Your instructions:
Restate each entry word for word, leaving nothing out.

● ● ●

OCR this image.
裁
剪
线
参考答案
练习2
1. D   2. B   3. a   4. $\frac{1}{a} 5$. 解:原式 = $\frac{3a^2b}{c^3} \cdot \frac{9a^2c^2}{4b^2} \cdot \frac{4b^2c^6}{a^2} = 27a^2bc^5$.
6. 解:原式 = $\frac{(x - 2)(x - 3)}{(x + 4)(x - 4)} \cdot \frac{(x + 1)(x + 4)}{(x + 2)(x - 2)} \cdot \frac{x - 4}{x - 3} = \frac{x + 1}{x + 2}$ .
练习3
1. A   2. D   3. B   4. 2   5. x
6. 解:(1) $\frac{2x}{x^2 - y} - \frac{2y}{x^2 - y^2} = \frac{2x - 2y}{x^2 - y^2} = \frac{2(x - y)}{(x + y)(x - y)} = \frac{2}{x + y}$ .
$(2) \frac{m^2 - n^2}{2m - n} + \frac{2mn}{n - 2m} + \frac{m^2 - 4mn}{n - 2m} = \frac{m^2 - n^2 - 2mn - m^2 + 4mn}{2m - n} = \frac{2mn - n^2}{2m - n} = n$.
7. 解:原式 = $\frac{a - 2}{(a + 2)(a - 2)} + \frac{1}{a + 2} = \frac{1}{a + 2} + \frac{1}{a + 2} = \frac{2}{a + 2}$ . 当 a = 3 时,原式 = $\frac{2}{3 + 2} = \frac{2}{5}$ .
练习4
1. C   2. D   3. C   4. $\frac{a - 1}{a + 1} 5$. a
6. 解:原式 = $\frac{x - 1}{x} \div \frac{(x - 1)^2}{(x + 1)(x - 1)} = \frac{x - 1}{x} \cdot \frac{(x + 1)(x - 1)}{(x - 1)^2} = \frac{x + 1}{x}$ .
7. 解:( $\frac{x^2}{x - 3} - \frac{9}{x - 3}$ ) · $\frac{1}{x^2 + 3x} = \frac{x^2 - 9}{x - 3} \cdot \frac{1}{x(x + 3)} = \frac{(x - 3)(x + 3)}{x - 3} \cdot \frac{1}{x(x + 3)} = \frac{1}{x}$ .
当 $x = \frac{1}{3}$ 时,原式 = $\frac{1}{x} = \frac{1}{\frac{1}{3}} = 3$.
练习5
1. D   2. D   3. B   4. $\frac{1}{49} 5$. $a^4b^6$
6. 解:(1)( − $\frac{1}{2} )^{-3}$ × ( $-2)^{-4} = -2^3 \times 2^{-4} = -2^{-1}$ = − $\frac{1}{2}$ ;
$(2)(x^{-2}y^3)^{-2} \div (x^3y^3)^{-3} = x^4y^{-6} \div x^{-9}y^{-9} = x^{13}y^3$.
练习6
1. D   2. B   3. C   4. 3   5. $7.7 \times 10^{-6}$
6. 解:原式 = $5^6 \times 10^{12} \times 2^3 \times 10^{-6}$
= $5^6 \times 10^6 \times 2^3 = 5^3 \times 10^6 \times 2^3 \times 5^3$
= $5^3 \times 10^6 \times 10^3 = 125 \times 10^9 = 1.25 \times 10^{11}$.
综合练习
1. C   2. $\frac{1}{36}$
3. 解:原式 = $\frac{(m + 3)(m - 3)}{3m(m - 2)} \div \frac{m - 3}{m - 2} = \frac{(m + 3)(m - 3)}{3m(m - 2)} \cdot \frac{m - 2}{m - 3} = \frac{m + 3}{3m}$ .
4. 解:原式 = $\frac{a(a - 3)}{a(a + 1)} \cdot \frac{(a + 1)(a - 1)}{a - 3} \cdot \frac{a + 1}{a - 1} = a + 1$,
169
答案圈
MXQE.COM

● ● ●

Solution to the problem:
OCR this image.
裁
剪
线
参考答案
练习2
1. D   2. B   3. a   4. $\frac{1}{a} 5$. 解:原式 = $\frac{3a^2b}{c^3} \cdot \frac{9a^2c^2}{4b^2} \cdot \frac{4b^2c^6}{a^2} = 27a^2bc^5$.
6. 解:原式 = $\frac{(x - 2)(x - 3)}{(x + 4)(x - 4)} \cdot \frac{(x + 1)(x + 4)}{(x + 2)(x - 2)} \cdot \frac{x - 4}{x - 3} = \frac{x + 1}{x + 2}$ .
练习3
1. A   2. D   3. B   4. 2   5. x
6. 解:(1) $\frac{2x}{x^2 - y} - \frac{2y}{x^2 - y^2} = \frac{2x - 2y}{x^2 - y^2} = \frac{2(x - y)}{(x + y)(x - y)} = \frac{2}{x + y}$ .
$(2) \frac{m^2 - n^2}{2m - n} + \frac{2mn}{n - 2m} + \frac{m^2 - 4mn}{n - 2m} = \frac{m^2 - n^2 - 2mn - m^2 + 4mn}{2m - n} = \frac{2mn - n^2}{2m - n} = n$.
7. 解:原式 = $\frac{a - 2}{(a + 2)(a - 2)} + \frac{1}{a + 2} = \frac{1}{a + 2} + \frac{1}{a + 2} = \frac{2}{a + 2}$ . 当 a = 3 时,原式 = $\frac{2}{3 + 2} = \frac{2}{5}$ .
练习4
1. C   2. D   3. C   4. $\frac{a - 1}{a + 1} 5$. a
6. 解:原式 = $\frac{x - 1}{x} \div \frac{(x - 1)^2}{(x + 1)(x - 1)} = \frac{x - 1}{x} \cdot \frac{(x + 1)(x - 1)}{(x - 1)^2} = \frac{x + 1}{x}$ .
7. 解:( $\frac{x^2}{x - 3} - \frac{9}{x - 3}$ ) · $\frac{1}{x^2 + 3x} = \frac{x^2 - 9}{x - 3} \cdot \frac{1}{x(x + 3)} = \frac{(x - 3)(x + 3)}{x - 3} \cdot \frac{1}{x(x + 3)} = \frac{1}{x}$ .
当 $x = \frac{1}{3}$ 时,原式 = $\frac{1}{x} = \frac{1}{\frac{1}{3}} = 3$.
练习5
1. D   2. D   3. B   4. $\frac{1}{49} 5$. $a^4b^6$
6. 解:(1)( − $\frac{1}{2} )^{-3}$ × ( $-2)^{-4} = -2^3 \times 2^{-4} = -2^{-1}$ = − $\frac{1}{2}$ ;
$(2)(x^{-2}y^3)^{-2} \div (x^3y^3)^{-3} = x^4y^{-6} \div x^{-9}y^{-9} = x^{13}y^3$.
练习6
1. D   2. B   3. C   4. 3   5. $7.7 \times 10^{-6}$
6. 解:原式 = $5^6 \times 10^{12} \times 2^3 \times 10^{-6}$
= $5^6 \times 10^6 \times 2^3 = 5^3 \times 10^6 \times 2^3 \times 5^3$
= $5^3 \times 10^6 \times 10^3 = 125 \times 10^9 = 1.25 \times 10^{11}$.
综合练习
1. C   2. $\frac{1}{36}$
3. 解:原式 = $\frac{(m + 3)(m - 3)}{3m(m - 2)} \div \frac{m - 3}{m - 2} = \frac{(m + 3)(m - 3)}{3m(m - 2)} \cdot \frac{m - 2}{m - 3} = \frac{m + 3}{3m}$ .
4. 解:原式 = $\frac{a(a - 3)}{a(a + 1)} \cdot \frac{(a + 1)(a - 1)}{a - 3} \cdot \frac{a + 1}{a - 1} = a + 1$,
169
答案圈
MXQE.COM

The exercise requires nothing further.